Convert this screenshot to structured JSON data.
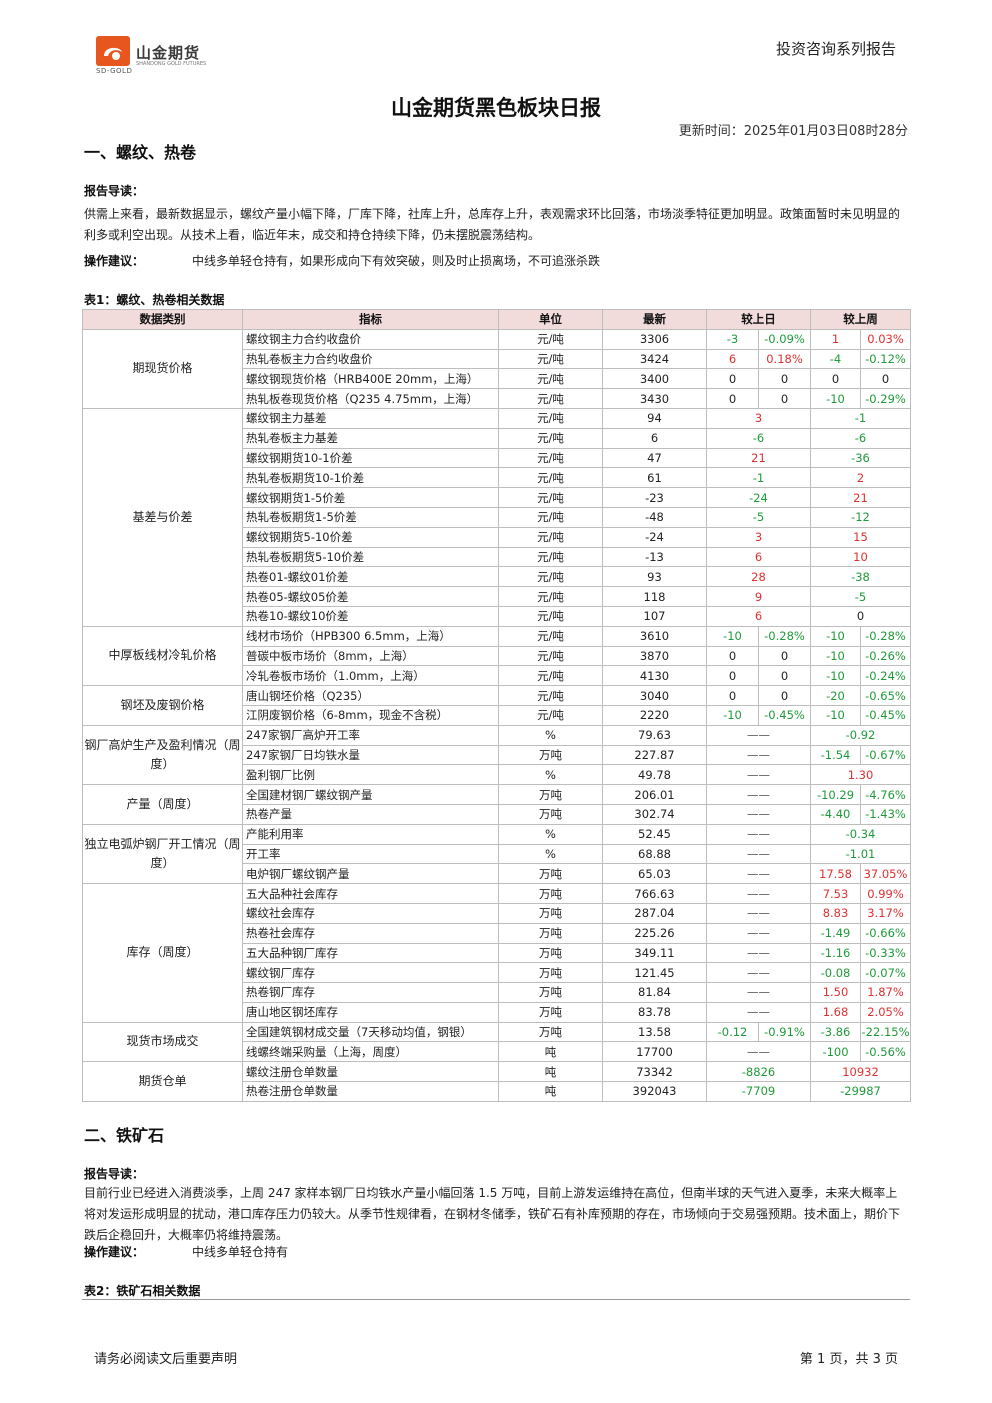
{
  "header": {
    "logo_cn": "山金期货",
    "logo_en_left": "SD-GOLD",
    "logo_en_right": "SHANDONG GOLD FUTURES",
    "series": "投资咨询系列报告",
    "title": "山金期货黑色板块日报",
    "update_time": "更新时间：2025年01月03日08时28分"
  },
  "section1": {
    "heading": "一、螺纹、热卷",
    "guide_label": "报告导读：",
    "guide_text": "供需上来看，最新数据显示，螺纹产量小幅下降，厂库下降，社库上升，总库存上升，表观需求环比回落，市场淡季特征更加明显。政策面暂时未见明显的利多或利空出现。从技术上看，临近年末，成交和持仓持续下降，仍未摆脱震荡结构。",
    "advice_label": "操作建议：",
    "advice_text": "中线多单轻仓持有，如果形成向下有效突破，则及时止损离场，不可追涨杀跌",
    "table_title": "表1：螺纹、热卷相关数据",
    "table_headers": {
      "category": "数据类别",
      "indicator": "指标",
      "unit": "单位",
      "latest": "最新",
      "vs_prev_day": "较上日",
      "vs_prev_week": "较上周"
    },
    "groups": [
      {
        "category": "期现货价格",
        "rows": [
          {
            "indicator": "螺纹钢主力合约收盘价",
            "unit": "元/吨",
            "latest": "3306",
            "d_abs": "-3",
            "d_pct": "-0.09%",
            "w_abs": "1",
            "w_pct": "0.03%"
          },
          {
            "indicator": "热轧卷板主力合约收盘价",
            "unit": "元/吨",
            "latest": "3424",
            "d_abs": "6",
            "d_pct": "0.18%",
            "w_abs": "-4",
            "w_pct": "-0.12%"
          },
          {
            "indicator": "螺纹钢现货价格（HRB400E 20mm，上海）",
            "unit": "元/吨",
            "latest": "3400",
            "d_abs": "0",
            "d_pct": "0",
            "w_abs": "0",
            "w_pct": "0"
          },
          {
            "indicator": "热轧板卷现货价格（Q235 4.75mm，上海）",
            "unit": "元/吨",
            "latest": "3430",
            "d_abs": "0",
            "d_pct": "0",
            "w_abs": "-10",
            "w_pct": "-0.29%"
          }
        ]
      },
      {
        "category": "基差与价差",
        "rows": [
          {
            "indicator": "螺纹钢主力基差",
            "unit": "元/吨",
            "latest": "94",
            "d": "3",
            "w": "-1"
          },
          {
            "indicator": "热轧卷板主力基差",
            "unit": "元/吨",
            "latest": "6",
            "d": "-6",
            "w": "-6"
          },
          {
            "indicator": "螺纹钢期货10-1价差",
            "unit": "元/吨",
            "latest": "47",
            "d": "21",
            "w": "-36"
          },
          {
            "indicator": "热轧卷板期货10-1价差",
            "unit": "元/吨",
            "latest": "61",
            "d": "-1",
            "w": "2"
          },
          {
            "indicator": "螺纹钢期货1-5价差",
            "unit": "元/吨",
            "latest": "-23",
            "d": "-24",
            "w": "21"
          },
          {
            "indicator": "热轧卷板期货1-5价差",
            "unit": "元/吨",
            "latest": "-48",
            "d": "-5",
            "w": "-12"
          },
          {
            "indicator": "螺纹钢期货5-10价差",
            "unit": "元/吨",
            "latest": "-24",
            "d": "3",
            "w": "15"
          },
          {
            "indicator": "热轧卷板期货5-10价差",
            "unit": "元/吨",
            "latest": "-13",
            "d": "6",
            "w": "10"
          },
          {
            "indicator": "热卷01-螺纹01价差",
            "unit": "元/吨",
            "latest": "93",
            "d": "28",
            "w": "-38"
          },
          {
            "indicator": "热卷05-螺纹05价差",
            "unit": "元/吨",
            "latest": "118",
            "d": "9",
            "w": "-5"
          },
          {
            "indicator": "热卷10-螺纹10价差",
            "unit": "元/吨",
            "latest": "107",
            "d": "6",
            "w": "0"
          }
        ]
      },
      {
        "category": "中厚板线材冷轧价格",
        "rows": [
          {
            "indicator": "线材市场价（HPB300 6.5mm，上海）",
            "unit": "元/吨",
            "latest": "3610",
            "d_abs": "-10",
            "d_pct": "-0.28%",
            "w_abs": "-10",
            "w_pct": "-0.28%"
          },
          {
            "indicator": "普碳中板市场价（8mm，上海）",
            "unit": "元/吨",
            "latest": "3870",
            "d_abs": "0",
            "d_pct": "0",
            "w_abs": "-10",
            "w_pct": "-0.26%"
          },
          {
            "indicator": "冷轧卷板市场价（1.0mm，上海）",
            "unit": "元/吨",
            "latest": "4130",
            "d_abs": "0",
            "d_pct": "0",
            "w_abs": "-10",
            "w_pct": "-0.24%"
          }
        ]
      },
      {
        "category": "钢坯及废钢价格",
        "rows": [
          {
            "indicator": "唐山钢坯价格（Q235）",
            "unit": "元/吨",
            "latest": "3040",
            "d_abs": "0",
            "d_pct": "0",
            "w_abs": "-20",
            "w_pct": "-0.65%"
          },
          {
            "indicator": "江阴废钢价格（6-8mm，现金不含税）",
            "unit": "元/吨",
            "latest": "2220",
            "d_abs": "-10",
            "d_pct": "-0.45%",
            "w_abs": "-10",
            "w_pct": "-0.45%"
          }
        ]
      },
      {
        "category": "钢厂高炉生产及盈利情况（周度）",
        "rows": [
          {
            "indicator": "247家钢厂高炉开工率",
            "unit": "%",
            "latest": "79.63",
            "d": "——",
            "w": "-0.92"
          },
          {
            "indicator": "247家钢厂日均铁水量",
            "unit": "万吨",
            "latest": "227.87",
            "d": "——",
            "w_abs": "-1.54",
            "w_pct": "-0.67%"
          },
          {
            "indicator": "盈利钢厂比例",
            "unit": "%",
            "latest": "49.78",
            "d": "——",
            "w": "1.30"
          }
        ]
      },
      {
        "category": "产量（周度）",
        "rows": [
          {
            "indicator": "全国建材钢厂螺纹钢产量",
            "unit": "万吨",
            "latest": "206.01",
            "d": "——",
            "w_abs": "-10.29",
            "w_pct": "-4.76%"
          },
          {
            "indicator": "热卷产量",
            "unit": "万吨",
            "latest": "302.74",
            "d": "——",
            "w_abs": "-4.40",
            "w_pct": "-1.43%"
          }
        ]
      },
      {
        "category": "独立电弧炉钢厂开工情况（周度）",
        "rows": [
          {
            "indicator": "产能利用率",
            "unit": "%",
            "latest": "52.45",
            "d": "——",
            "w": "-0.34"
          },
          {
            "indicator": "开工率",
            "unit": "%",
            "latest": "68.88",
            "d": "——",
            "w": "-1.01"
          },
          {
            "indicator": "电炉钢厂螺纹钢产量",
            "unit": "万吨",
            "latest": "65.03",
            "d": "——",
            "w_abs": "17.58",
            "w_pct": "37.05%"
          }
        ]
      },
      {
        "category": "库存（周度）",
        "rows": [
          {
            "indicator": "五大品种社会库存",
            "unit": "万吨",
            "latest": "766.63",
            "d": "——",
            "w_abs": "7.53",
            "w_pct": "0.99%"
          },
          {
            "indicator": "螺纹社会库存",
            "unit": "万吨",
            "latest": "287.04",
            "d": "——",
            "w_abs": "8.83",
            "w_pct": "3.17%"
          },
          {
            "indicator": "热卷社会库存",
            "unit": "万吨",
            "latest": "225.26",
            "d": "——",
            "w_abs": "-1.49",
            "w_pct": "-0.66%"
          },
          {
            "indicator": "五大品种钢厂库存",
            "unit": "万吨",
            "latest": "349.11",
            "d": "——",
            "w_abs": "-1.16",
            "w_pct": "-0.33%"
          },
          {
            "indicator": "螺纹钢厂库存",
            "unit": "万吨",
            "latest": "121.45",
            "d": "——",
            "w_abs": "-0.08",
            "w_pct": "-0.07%"
          },
          {
            "indicator": "热卷钢厂库存",
            "unit": "万吨",
            "latest": "81.84",
            "d": "——",
            "w_abs": "1.50",
            "w_pct": "1.87%"
          },
          {
            "indicator": "唐山地区钢坯库存",
            "unit": "万吨",
            "latest": "83.78",
            "d": "——",
            "w_abs": "1.68",
            "w_pct": "2.05%"
          }
        ]
      },
      {
        "category": "现货市场成交",
        "rows": [
          {
            "indicator": "全国建筑钢材成交量（7天移动均值，钢银）",
            "unit": "万吨",
            "latest": "13.58",
            "d_abs": "-0.12",
            "d_pct": "-0.91%",
            "w_abs": "-3.86",
            "w_pct": "-22.15%"
          },
          {
            "indicator": "线螺终端采购量（上海，周度）",
            "unit": "吨",
            "latest": "17700",
            "d": "——",
            "w_abs": "-100",
            "w_pct": "-0.56%"
          }
        ]
      },
      {
        "category": "期货仓单",
        "rows": [
          {
            "indicator": "螺纹注册仓单数量",
            "unit": "吨",
            "latest": "73342",
            "d": "-8826",
            "w": "10932"
          },
          {
            "indicator": "热卷注册仓单数量",
            "unit": "吨",
            "latest": "392043",
            "d": "-7709",
            "w": "-29987"
          }
        ]
      }
    ]
  },
  "section2": {
    "heading": "二、铁矿石",
    "guide_label": "报告导读：",
    "guide_text": "目前行业已经进入消费淡季，上周 247 家样本钢厂日均铁水产量小幅回落 1.5 万吨，目前上游发运维持在高位，但南半球的天气进入夏季，未来大概率上将对发运形成明显的扰动，港口库存压力仍较大。从季节性规律看，在钢材冬储季，铁矿石有补库预期的存在，市场倾向于交易强预期。技术面上，期价下跌后企稳回升，大概率仍将维持震荡。",
    "advice_label": "操作建议：",
    "advice_text": "中线多单轻仓持有",
    "table_title": "表2：铁矿石相关数据"
  },
  "footer": {
    "disclaimer": "请务必阅读文后重要声明",
    "page": "第 1 页，共 3 页"
  },
  "colors": {
    "positive": "#e03030",
    "negative": "#1f9a3a",
    "header_bg": "#f2dcdb",
    "logo_orange": "#e8561f"
  }
}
..............................
Problem statement - Locate all lines in the listing above with the word "category" and copy them.

Solution to this exercise -
      "category": "数据类别",
        "category": "期现货价格",
        "category": "基差与价差",
        "category": "中厚板线材冷轧价格",
        "category": "钢坯及废钢价格",
        "category": "钢厂高炉生产及盈利情况（周度）",
        "category": "产量（周度）",
        "category": "独立电弧炉钢厂开工情况（周度）",
        "category": "库存（周度）",
        "category": "现货市场成交",
        "category": "期货仓单",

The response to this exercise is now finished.